◆ DESCRIPTION OF THE TASK: Return every line of the items below with nothing changed.

◆ DATA RECORDS:
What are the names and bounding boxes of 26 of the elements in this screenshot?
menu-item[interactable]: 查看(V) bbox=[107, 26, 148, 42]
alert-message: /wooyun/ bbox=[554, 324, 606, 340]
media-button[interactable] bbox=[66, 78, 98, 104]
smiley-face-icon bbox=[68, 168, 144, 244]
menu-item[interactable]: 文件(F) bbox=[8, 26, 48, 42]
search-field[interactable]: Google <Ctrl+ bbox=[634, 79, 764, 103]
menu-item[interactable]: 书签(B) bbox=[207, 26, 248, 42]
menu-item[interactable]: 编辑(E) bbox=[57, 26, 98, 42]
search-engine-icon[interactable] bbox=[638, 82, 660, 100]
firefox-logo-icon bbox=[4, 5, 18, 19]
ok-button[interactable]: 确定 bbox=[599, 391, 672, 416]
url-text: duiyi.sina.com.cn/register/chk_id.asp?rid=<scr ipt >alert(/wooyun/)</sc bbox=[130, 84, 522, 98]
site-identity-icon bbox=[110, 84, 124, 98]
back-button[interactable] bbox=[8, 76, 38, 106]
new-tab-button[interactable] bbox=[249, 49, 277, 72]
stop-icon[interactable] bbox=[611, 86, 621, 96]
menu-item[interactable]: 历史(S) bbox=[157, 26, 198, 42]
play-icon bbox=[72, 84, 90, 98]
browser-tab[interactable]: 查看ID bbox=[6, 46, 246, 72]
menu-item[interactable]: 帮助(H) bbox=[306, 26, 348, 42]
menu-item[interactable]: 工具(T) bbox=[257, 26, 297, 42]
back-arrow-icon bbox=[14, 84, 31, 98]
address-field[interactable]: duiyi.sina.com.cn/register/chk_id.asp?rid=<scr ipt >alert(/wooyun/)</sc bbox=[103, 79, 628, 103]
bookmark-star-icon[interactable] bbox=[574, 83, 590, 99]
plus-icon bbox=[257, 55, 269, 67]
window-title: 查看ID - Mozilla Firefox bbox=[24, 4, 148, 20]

◆ EXERCISE RESULT:
What are the names and bounding boxes of 26 of the elements in this screenshot?
menu-item[interactable]: 查看(V) bbox=[107, 26, 148, 42]
alert-message: /wooyun/ bbox=[554, 324, 606, 340]
media-button[interactable] bbox=[66, 78, 98, 104]
smiley-face-icon bbox=[68, 168, 144, 244]
menu-item[interactable]: 文件(F) bbox=[8, 26, 48, 42]
search-field[interactable]: Google <Ctrl+ bbox=[634, 79, 764, 103]
menu-item[interactable]: 书签(B) bbox=[207, 26, 248, 42]
menu-item[interactable]: 编辑(E) bbox=[57, 26, 98, 42]
search-engine-icon[interactable] bbox=[638, 82, 660, 100]
firefox-logo-icon bbox=[4, 5, 18, 19]
ok-button[interactable]: 确定 bbox=[599, 391, 672, 416]
url-text: duiyi.sina.com.cn/register/chk_id.asp?rid=<scr ipt >alert(/wooyun/)</sc bbox=[130, 84, 522, 98]
site-identity-icon bbox=[110, 84, 124, 98]
back-button[interactable] bbox=[8, 76, 38, 106]
new-tab-button[interactable] bbox=[249, 49, 277, 72]
stop-icon[interactable] bbox=[611, 86, 621, 96]
menu-item[interactable]: 历史(S) bbox=[157, 26, 198, 42]
play-icon bbox=[72, 84, 90, 98]
browser-tab[interactable]: 查看ID bbox=[6, 46, 246, 72]
menu-item[interactable]: 帮助(H) bbox=[306, 26, 348, 42]
menu-item[interactable]: 工具(T) bbox=[257, 26, 297, 42]
back-arrow-icon bbox=[14, 84, 31, 98]
address-field[interactable]: duiyi.sina.com.cn/register/chk_id.asp?rid=<scr ipt >alert(/wooyun/)</sc bbox=[103, 79, 628, 103]
bookmark-star-icon[interactable] bbox=[574, 83, 590, 99]
plus-icon bbox=[257, 55, 269, 67]
window-title: 查看ID - Mozilla Firefox bbox=[24, 4, 148, 20]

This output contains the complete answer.